* _Work to do_: Note each line of the listing that contains the string "field", and copy it.

Figure data in JSON

──────────────────────────────

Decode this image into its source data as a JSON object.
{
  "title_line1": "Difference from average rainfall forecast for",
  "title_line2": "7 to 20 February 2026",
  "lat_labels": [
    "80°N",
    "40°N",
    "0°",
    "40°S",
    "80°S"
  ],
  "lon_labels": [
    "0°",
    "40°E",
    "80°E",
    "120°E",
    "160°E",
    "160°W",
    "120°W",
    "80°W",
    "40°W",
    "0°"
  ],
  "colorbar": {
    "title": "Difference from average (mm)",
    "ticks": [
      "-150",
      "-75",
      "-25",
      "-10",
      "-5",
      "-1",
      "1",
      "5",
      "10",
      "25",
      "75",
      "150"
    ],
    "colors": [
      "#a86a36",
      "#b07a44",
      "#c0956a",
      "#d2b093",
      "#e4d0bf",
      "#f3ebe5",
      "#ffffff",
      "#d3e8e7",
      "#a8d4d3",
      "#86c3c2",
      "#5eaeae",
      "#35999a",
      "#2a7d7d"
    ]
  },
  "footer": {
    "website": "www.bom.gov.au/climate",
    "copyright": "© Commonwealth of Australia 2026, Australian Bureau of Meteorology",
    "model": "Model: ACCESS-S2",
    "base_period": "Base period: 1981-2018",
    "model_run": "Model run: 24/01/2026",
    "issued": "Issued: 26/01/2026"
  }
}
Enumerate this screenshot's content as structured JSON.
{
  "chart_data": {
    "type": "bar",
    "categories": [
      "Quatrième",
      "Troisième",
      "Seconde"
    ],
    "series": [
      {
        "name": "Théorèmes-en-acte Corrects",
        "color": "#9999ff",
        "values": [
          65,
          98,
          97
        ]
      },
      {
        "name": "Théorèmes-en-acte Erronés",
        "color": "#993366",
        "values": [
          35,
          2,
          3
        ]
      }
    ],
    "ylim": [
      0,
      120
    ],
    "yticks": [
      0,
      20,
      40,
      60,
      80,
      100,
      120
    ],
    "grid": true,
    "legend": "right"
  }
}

──────────────────────────────

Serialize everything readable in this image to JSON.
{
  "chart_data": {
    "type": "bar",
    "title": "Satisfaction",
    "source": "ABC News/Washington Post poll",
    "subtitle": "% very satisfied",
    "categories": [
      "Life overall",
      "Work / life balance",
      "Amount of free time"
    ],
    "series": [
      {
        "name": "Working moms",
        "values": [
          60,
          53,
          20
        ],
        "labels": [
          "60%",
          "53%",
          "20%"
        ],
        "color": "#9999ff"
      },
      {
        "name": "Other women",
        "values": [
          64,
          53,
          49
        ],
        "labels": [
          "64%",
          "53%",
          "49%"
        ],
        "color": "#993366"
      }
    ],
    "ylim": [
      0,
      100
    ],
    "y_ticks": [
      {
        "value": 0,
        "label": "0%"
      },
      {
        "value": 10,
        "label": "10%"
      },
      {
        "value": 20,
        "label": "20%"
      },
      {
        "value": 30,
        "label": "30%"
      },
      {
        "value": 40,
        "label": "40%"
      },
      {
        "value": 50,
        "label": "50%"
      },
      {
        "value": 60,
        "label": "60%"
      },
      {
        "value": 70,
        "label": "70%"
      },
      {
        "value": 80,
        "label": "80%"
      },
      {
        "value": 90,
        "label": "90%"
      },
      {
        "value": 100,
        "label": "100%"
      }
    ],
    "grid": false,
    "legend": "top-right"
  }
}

──────────────────────────────

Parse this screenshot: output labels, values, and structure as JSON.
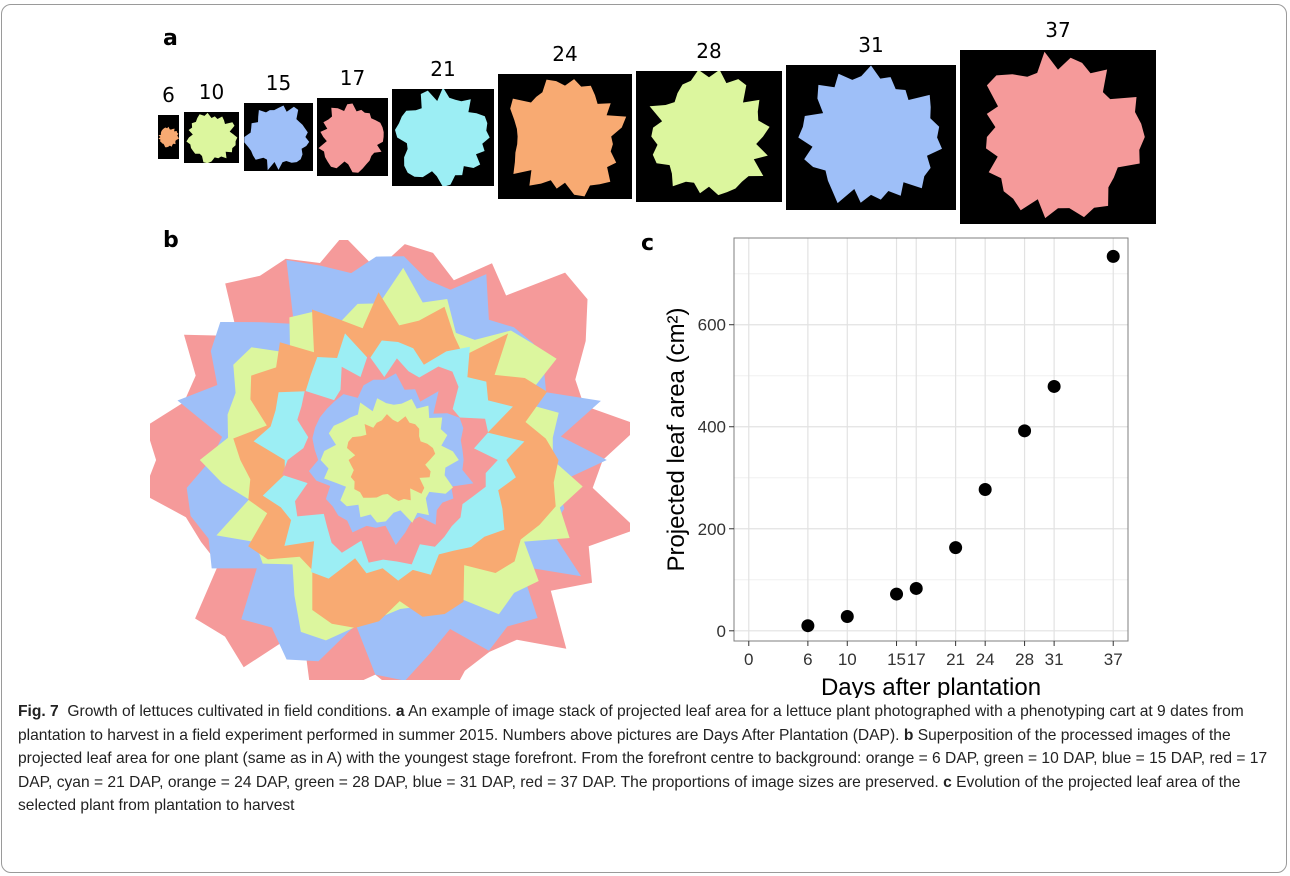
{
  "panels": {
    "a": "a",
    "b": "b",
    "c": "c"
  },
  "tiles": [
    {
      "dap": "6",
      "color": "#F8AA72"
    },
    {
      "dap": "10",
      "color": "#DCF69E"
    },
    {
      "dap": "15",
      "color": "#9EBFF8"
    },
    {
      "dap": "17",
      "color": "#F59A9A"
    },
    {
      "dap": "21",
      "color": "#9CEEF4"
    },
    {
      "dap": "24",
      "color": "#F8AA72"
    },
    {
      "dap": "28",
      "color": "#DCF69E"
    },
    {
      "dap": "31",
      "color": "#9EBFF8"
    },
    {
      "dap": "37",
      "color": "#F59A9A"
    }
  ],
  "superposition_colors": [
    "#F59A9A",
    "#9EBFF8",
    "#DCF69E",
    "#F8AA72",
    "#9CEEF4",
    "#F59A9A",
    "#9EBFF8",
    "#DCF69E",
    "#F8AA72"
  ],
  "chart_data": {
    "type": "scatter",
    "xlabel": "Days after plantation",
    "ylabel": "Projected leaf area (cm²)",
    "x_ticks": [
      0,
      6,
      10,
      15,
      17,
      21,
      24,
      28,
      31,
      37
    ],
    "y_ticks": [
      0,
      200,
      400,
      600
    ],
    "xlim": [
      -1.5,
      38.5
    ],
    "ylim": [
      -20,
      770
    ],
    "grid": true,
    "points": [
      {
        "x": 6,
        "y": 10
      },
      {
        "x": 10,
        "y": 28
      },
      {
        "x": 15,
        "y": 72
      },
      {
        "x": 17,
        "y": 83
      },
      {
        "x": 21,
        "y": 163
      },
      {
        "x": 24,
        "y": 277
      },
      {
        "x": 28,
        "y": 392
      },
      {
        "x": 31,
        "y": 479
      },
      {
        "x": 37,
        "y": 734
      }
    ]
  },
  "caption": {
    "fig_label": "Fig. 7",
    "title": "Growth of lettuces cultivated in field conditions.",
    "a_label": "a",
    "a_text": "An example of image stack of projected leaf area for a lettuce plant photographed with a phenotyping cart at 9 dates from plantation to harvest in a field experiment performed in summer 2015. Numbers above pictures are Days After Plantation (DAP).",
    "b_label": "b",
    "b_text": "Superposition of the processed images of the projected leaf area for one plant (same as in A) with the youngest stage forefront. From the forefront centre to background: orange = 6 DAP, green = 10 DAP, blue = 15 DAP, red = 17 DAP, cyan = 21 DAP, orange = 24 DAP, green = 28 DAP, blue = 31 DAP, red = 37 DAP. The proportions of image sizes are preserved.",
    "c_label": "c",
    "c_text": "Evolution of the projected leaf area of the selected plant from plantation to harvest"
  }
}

──────────────────────────────

* _Written solution_:
    "title": "Growth of lettuces cultivated in field conditions.",
    "a_text": "An example of image stack of projected leaf area for a lettuce plant photographed with a phenotyping cart at 9 dates from plantation to harvest in a field experiment performed in summer 2015. Numbers above pictures are Days After Plantation (DAP).",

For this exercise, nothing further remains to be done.